▸ **Given exercise**
Gather every line from the entries below that includes "Calculated".
____
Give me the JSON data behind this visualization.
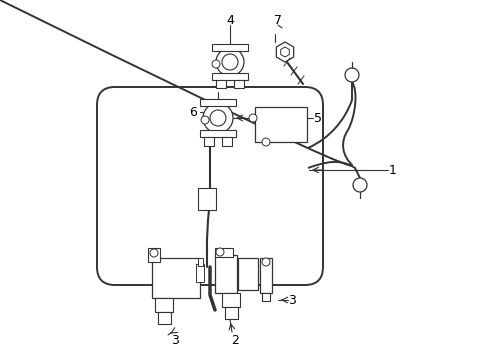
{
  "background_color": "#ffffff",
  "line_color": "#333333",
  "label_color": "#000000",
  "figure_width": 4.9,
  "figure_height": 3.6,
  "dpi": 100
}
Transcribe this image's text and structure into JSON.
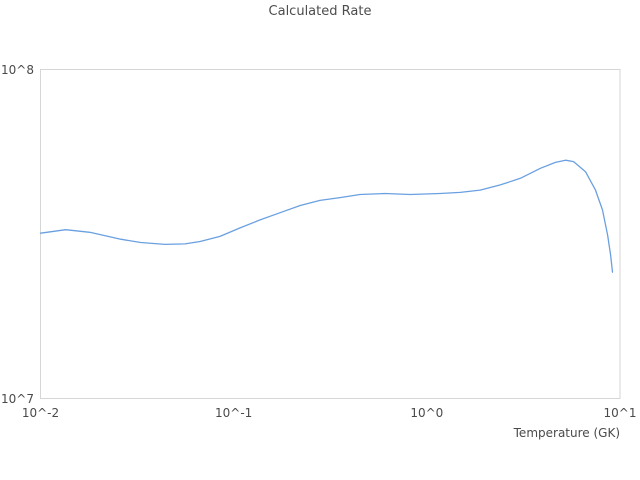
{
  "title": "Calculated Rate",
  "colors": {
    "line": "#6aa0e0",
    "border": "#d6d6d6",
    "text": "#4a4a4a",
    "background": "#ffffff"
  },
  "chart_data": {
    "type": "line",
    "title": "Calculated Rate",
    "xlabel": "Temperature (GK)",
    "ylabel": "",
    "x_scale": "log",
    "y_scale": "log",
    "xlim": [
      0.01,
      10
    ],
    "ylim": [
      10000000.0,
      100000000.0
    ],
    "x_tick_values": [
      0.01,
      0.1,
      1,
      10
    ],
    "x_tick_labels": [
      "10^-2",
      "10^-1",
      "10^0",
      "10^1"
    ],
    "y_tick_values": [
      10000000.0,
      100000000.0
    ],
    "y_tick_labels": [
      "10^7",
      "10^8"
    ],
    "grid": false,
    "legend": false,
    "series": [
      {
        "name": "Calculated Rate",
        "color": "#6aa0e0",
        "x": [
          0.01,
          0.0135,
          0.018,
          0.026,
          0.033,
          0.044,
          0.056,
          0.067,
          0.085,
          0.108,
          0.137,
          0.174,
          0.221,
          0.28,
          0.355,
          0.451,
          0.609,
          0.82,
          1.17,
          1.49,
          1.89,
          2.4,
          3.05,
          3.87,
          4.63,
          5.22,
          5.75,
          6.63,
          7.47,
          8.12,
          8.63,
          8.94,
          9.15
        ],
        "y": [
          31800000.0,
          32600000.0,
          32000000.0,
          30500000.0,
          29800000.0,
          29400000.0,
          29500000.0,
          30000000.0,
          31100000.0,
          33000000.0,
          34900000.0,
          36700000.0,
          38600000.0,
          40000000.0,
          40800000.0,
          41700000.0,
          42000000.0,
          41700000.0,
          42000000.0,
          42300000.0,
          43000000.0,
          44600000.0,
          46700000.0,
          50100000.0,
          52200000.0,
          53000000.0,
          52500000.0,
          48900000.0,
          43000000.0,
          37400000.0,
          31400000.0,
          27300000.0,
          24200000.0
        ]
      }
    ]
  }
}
____
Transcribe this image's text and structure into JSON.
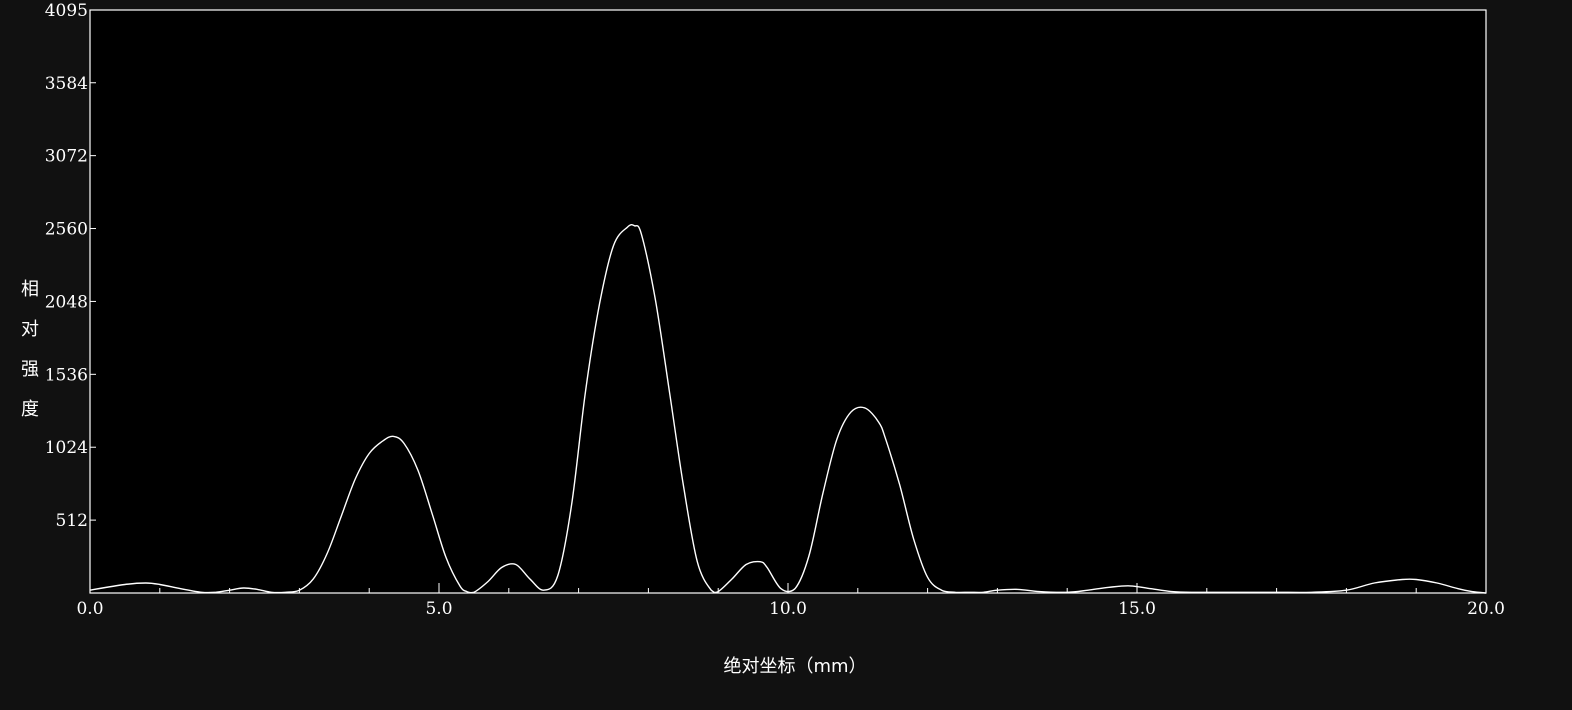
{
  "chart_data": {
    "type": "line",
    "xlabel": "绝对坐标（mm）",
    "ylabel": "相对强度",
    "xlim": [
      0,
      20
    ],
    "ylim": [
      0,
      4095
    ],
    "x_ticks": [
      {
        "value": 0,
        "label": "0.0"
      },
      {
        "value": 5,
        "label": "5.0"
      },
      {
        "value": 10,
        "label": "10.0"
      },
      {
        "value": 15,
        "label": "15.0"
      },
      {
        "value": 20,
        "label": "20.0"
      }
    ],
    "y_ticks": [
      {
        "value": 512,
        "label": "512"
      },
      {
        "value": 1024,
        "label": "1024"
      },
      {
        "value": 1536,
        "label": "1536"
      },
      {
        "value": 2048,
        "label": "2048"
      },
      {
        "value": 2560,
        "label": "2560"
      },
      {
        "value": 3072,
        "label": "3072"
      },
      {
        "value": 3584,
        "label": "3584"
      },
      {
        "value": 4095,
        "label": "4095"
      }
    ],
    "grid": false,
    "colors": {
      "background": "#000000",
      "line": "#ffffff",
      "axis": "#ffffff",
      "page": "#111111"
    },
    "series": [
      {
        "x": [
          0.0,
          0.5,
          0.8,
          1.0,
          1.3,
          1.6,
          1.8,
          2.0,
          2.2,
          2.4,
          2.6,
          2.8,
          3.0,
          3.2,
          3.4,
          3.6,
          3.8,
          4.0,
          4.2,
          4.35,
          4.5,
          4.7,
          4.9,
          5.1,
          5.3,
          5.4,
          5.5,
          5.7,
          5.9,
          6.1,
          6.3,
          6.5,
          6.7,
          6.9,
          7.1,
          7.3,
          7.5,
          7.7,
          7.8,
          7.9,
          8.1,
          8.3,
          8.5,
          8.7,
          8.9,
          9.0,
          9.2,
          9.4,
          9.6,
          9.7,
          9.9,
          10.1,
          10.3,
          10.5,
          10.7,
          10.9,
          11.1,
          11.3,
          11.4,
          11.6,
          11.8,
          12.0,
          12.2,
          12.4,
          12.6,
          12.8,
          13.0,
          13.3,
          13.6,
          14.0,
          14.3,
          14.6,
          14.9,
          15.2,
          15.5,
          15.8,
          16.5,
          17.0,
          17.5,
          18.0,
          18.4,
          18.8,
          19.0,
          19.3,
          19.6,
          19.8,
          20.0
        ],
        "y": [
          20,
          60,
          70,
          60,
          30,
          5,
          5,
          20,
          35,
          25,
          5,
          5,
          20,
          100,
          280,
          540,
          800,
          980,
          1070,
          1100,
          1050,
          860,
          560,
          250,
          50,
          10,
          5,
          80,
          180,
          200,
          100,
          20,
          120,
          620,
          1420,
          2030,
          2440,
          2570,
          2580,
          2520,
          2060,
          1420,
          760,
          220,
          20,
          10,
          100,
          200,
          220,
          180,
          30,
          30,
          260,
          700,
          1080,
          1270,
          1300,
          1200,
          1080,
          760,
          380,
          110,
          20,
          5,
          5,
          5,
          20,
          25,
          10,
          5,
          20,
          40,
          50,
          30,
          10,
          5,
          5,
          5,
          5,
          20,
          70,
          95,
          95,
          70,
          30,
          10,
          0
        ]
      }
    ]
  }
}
____
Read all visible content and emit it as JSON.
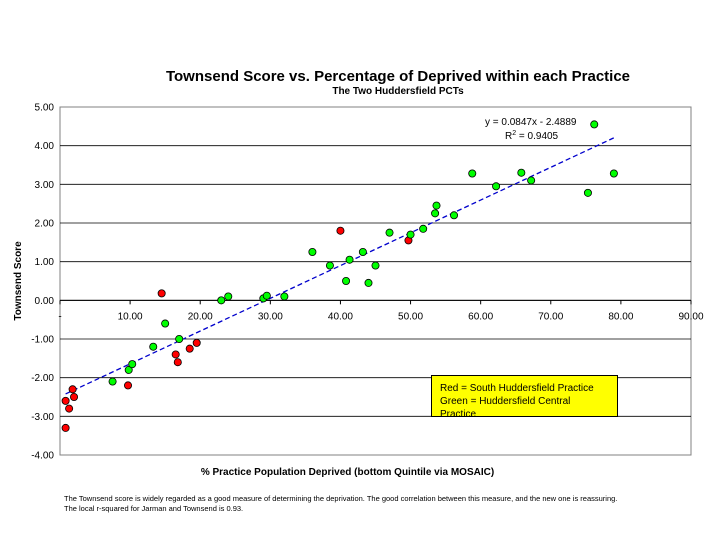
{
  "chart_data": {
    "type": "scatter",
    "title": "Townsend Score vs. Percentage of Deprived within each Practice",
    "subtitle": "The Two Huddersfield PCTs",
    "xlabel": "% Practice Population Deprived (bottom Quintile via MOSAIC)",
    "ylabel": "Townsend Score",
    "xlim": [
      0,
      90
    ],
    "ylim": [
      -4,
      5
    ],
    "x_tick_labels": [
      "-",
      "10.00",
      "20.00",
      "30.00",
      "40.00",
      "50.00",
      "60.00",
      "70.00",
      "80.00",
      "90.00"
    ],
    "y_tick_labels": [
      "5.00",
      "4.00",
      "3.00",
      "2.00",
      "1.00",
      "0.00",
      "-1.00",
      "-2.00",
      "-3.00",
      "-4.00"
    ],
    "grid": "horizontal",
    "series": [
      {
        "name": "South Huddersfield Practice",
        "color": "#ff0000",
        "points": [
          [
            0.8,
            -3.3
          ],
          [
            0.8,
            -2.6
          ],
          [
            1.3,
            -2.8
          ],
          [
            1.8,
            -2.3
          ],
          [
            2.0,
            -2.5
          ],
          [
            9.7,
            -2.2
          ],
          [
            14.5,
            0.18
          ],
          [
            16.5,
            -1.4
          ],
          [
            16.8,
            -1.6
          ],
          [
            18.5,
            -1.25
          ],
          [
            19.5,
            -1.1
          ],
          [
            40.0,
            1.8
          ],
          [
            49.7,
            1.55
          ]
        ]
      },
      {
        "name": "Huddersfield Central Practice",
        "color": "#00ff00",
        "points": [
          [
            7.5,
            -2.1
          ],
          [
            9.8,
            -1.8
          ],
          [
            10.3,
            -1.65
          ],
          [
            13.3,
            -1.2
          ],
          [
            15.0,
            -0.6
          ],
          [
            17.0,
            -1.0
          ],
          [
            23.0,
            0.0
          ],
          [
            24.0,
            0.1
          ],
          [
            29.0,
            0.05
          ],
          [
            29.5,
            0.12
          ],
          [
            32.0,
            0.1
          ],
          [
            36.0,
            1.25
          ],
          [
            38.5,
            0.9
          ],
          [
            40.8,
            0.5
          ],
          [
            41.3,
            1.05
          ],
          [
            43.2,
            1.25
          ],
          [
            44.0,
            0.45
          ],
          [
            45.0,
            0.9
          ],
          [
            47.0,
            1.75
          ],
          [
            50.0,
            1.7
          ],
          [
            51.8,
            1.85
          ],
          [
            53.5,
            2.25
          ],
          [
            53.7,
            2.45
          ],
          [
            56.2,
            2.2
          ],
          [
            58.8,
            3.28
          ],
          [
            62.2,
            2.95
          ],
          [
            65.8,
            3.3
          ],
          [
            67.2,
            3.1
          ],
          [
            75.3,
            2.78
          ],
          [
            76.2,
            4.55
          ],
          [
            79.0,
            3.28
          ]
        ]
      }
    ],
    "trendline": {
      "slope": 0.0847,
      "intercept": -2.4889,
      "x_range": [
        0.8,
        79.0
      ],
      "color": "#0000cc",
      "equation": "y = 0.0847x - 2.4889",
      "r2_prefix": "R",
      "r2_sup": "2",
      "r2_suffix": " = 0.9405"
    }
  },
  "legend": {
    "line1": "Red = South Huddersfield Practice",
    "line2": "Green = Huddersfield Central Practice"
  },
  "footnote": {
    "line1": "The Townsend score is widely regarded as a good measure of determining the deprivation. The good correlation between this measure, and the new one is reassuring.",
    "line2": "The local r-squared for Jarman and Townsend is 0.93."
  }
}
____
▸ **Reply**
  "title": "Calculated Rate",
    "title": "Calculated Rate",
        "name": "Calculated Rate",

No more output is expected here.